== Work required ==
Pick out the lines below that include the string "Tell".

*** Listed records ***

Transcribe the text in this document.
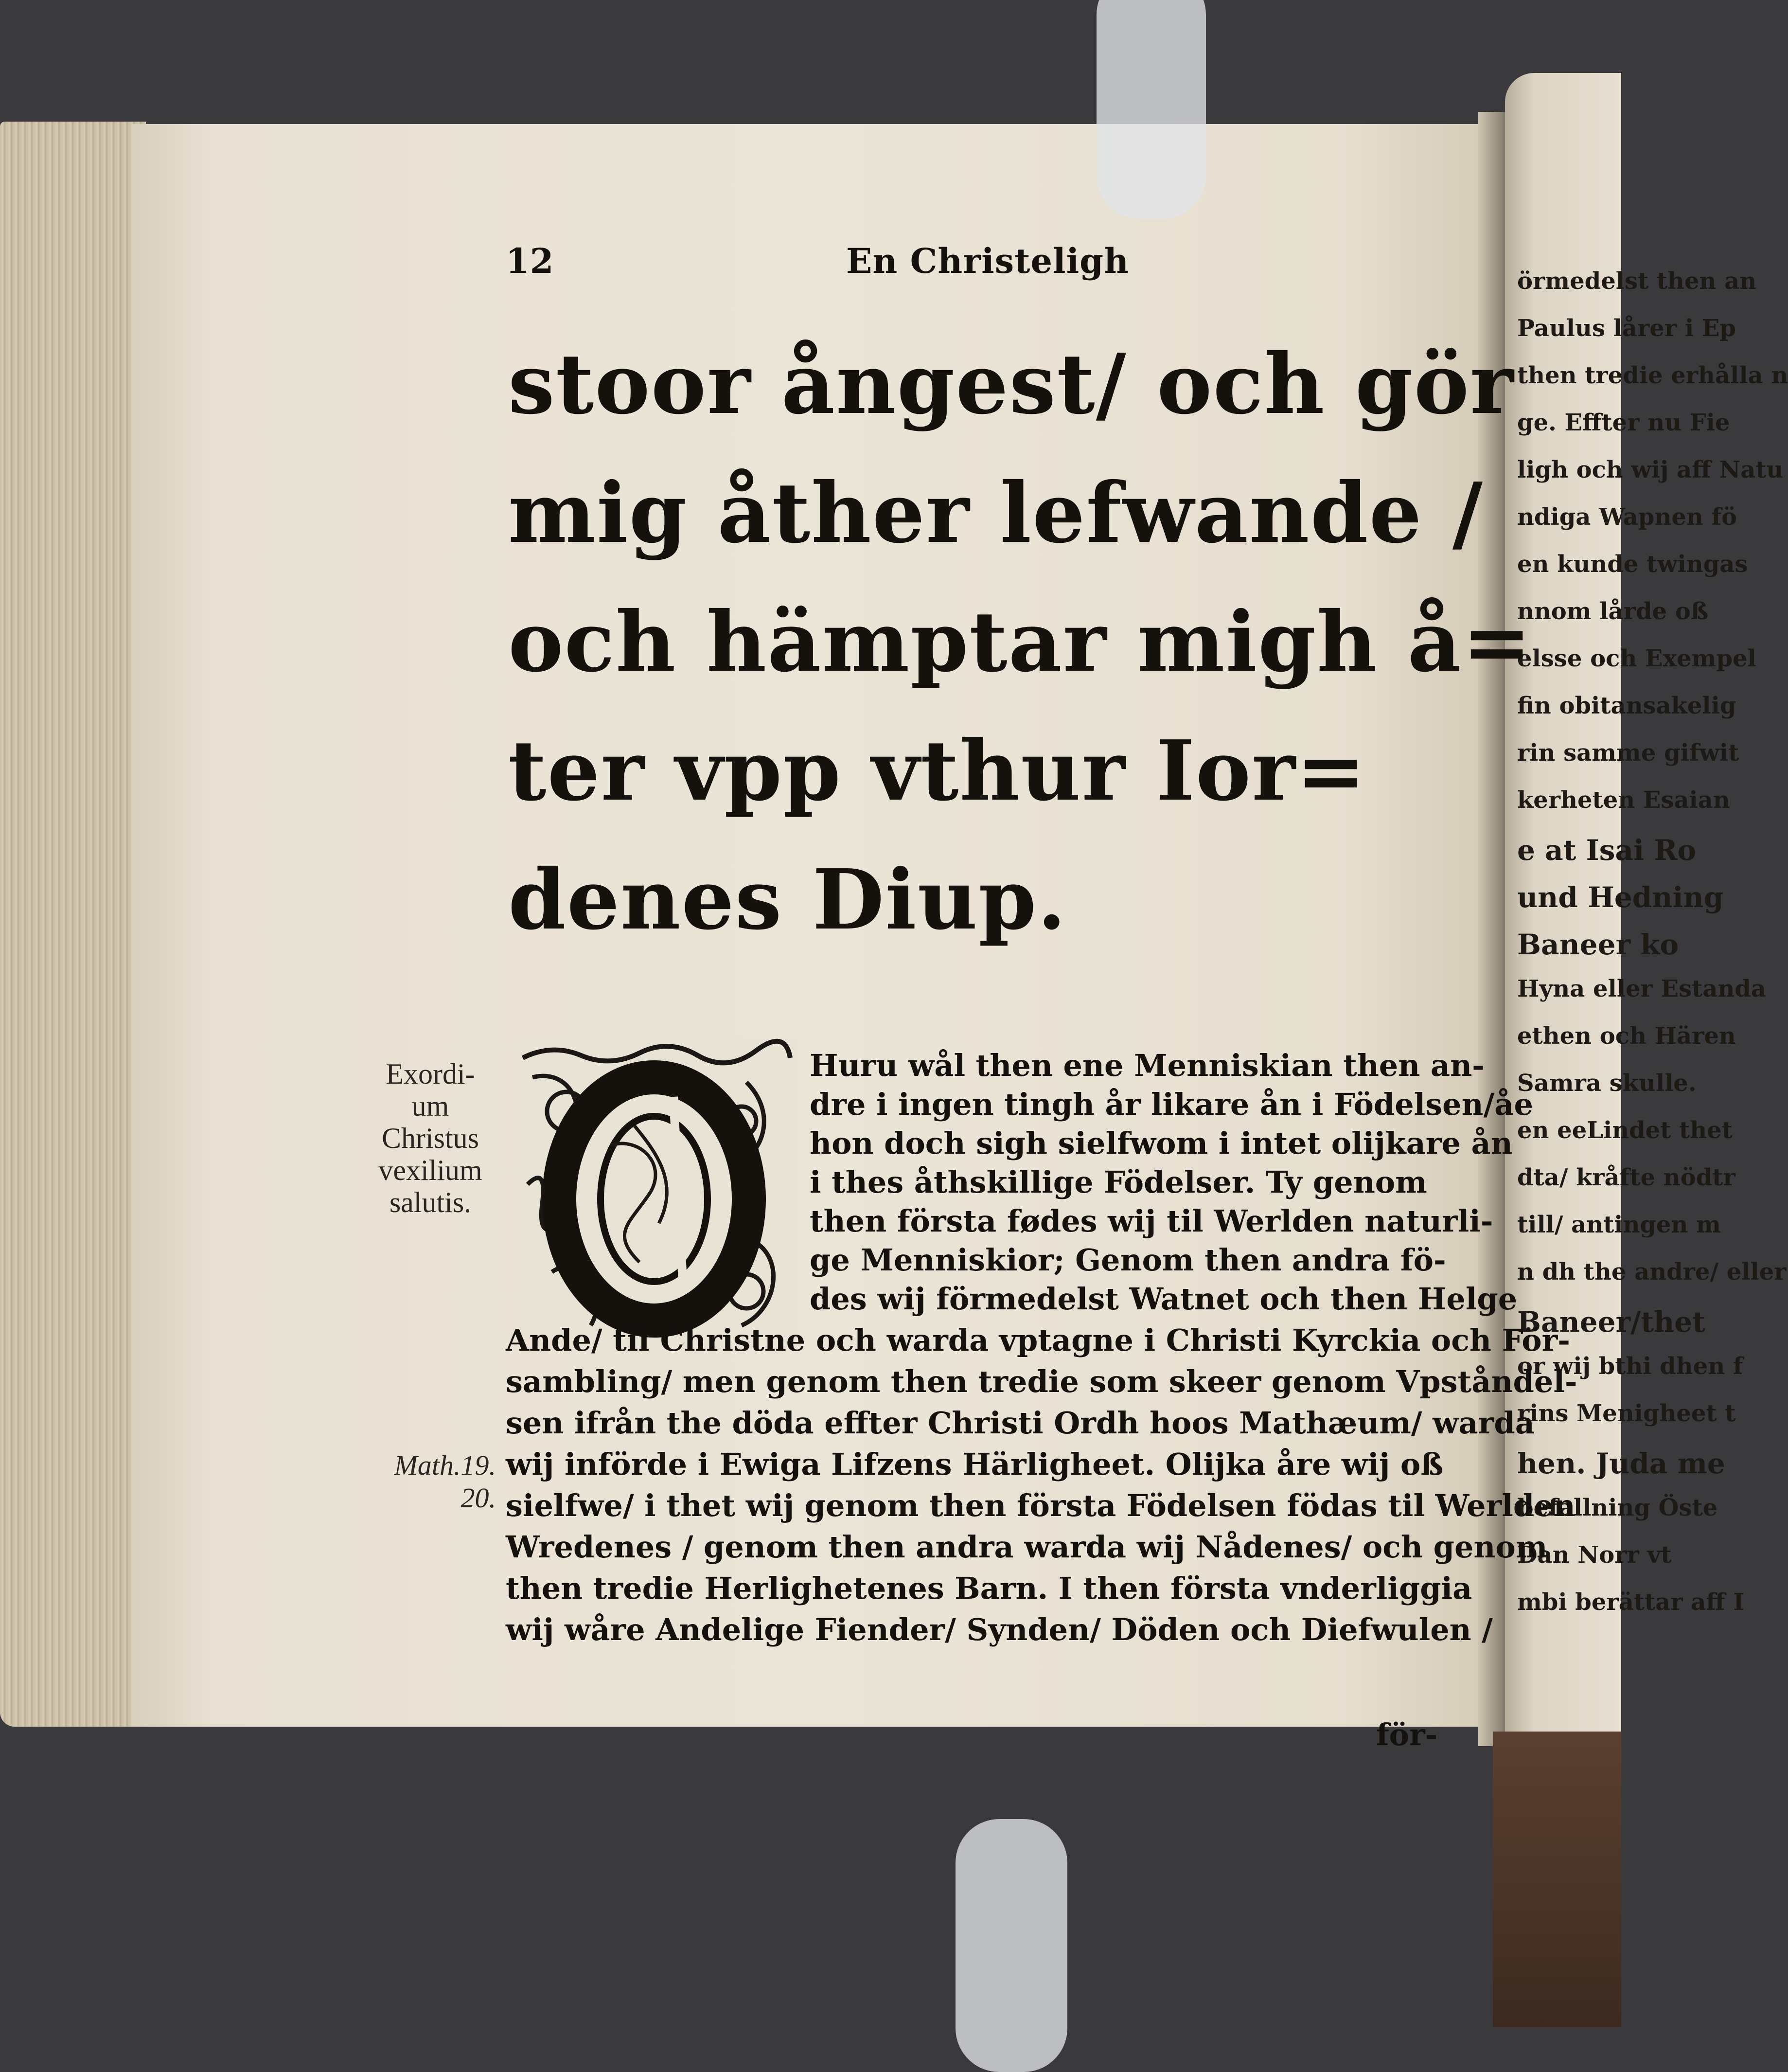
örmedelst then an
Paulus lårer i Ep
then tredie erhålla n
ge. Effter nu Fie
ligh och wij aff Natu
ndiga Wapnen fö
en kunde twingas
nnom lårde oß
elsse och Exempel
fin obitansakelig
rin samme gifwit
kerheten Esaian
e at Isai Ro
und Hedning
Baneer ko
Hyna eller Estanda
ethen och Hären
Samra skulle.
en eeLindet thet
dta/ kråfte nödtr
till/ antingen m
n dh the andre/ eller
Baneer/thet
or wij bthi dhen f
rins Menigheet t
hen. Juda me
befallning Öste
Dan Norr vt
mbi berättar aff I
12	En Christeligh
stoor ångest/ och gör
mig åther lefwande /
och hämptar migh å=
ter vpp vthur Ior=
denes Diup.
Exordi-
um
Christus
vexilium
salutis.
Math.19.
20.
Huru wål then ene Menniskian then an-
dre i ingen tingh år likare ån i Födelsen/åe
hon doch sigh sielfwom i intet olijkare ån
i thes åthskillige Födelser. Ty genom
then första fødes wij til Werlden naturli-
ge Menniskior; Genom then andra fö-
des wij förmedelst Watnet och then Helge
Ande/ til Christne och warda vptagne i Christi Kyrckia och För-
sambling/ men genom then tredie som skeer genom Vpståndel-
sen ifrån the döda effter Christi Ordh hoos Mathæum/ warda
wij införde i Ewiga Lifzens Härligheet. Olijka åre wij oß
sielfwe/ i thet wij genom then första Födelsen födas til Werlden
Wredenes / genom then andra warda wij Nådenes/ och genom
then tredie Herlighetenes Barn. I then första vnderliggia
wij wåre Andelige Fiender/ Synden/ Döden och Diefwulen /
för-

*** End of Listed records ***
*** Listed records ***

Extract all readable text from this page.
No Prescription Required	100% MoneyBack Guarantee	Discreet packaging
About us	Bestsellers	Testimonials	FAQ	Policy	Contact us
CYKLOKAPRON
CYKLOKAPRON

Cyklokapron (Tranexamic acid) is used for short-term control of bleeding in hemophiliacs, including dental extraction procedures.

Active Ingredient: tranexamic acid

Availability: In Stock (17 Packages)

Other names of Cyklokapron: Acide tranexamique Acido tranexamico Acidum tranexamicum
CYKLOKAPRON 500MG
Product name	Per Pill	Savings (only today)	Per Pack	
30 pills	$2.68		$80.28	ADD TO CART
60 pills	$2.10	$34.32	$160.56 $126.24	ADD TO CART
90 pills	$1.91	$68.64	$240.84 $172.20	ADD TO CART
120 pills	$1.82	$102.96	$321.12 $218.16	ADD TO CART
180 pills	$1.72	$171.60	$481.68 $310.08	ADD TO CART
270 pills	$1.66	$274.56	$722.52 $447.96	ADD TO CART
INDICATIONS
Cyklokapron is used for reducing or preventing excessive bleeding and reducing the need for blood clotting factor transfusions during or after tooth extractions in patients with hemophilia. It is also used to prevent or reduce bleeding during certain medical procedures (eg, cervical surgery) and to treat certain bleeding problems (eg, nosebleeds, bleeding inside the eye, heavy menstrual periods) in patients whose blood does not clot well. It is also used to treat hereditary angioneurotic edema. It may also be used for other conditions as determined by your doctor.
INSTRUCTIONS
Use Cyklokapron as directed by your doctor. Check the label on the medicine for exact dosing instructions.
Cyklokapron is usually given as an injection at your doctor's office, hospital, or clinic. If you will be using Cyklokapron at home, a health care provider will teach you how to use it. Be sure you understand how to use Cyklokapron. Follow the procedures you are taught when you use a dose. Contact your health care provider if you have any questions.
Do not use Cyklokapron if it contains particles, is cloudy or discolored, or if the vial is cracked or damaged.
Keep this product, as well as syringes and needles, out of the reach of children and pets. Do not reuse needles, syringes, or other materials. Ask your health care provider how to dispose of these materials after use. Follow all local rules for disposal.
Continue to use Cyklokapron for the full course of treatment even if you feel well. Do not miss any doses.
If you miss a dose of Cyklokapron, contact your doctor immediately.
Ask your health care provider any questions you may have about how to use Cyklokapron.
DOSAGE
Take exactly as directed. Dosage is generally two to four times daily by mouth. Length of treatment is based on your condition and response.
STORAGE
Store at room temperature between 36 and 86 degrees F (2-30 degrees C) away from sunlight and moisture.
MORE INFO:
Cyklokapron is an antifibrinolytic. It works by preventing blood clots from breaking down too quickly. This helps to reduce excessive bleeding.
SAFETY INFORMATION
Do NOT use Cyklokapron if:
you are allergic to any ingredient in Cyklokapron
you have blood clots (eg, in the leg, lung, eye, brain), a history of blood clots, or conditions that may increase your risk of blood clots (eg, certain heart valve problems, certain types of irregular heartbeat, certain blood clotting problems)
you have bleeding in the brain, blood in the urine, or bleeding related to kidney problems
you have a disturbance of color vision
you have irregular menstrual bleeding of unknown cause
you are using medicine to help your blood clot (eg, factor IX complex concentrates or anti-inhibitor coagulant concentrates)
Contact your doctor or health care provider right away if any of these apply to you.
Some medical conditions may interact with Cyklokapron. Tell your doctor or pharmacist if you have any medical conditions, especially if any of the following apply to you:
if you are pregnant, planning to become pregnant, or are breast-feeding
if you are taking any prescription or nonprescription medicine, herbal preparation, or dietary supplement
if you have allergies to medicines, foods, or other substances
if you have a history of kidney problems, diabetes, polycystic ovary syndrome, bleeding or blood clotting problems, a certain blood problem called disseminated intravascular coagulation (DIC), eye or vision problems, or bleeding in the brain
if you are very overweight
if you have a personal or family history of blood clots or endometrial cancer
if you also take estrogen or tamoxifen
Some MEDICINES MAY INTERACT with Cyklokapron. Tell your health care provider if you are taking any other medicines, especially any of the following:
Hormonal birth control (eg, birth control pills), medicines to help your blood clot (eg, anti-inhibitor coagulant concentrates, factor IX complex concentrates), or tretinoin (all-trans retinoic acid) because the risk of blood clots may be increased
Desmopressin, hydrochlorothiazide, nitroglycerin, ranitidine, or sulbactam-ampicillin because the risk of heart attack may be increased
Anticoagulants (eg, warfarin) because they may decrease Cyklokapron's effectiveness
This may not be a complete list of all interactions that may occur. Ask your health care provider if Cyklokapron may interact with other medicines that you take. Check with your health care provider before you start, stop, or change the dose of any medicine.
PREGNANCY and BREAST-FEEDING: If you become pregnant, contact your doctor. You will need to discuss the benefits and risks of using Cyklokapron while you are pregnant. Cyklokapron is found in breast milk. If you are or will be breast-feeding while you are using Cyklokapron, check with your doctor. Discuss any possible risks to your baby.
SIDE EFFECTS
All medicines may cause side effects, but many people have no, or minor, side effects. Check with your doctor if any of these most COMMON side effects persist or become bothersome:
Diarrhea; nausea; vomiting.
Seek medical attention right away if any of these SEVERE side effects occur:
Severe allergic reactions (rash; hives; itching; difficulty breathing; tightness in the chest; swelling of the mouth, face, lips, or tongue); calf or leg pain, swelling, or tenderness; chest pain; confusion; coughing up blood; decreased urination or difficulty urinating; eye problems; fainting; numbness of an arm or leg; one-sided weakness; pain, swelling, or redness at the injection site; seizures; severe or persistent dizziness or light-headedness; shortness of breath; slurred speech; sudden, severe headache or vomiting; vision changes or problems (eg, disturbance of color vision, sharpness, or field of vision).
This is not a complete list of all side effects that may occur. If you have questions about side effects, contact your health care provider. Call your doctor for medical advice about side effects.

*** End of Listed records ***

== Exercise output ==
Some medical conditions may interact with Cyklokapron. Tell your doctor or pharmacist if you have any medical conditions, especially if any of the following apply to you:
Some MEDICINES MAY INTERACT with Cyklokapron. Tell your health care provider if you are taking any other medicines, especially any of the following:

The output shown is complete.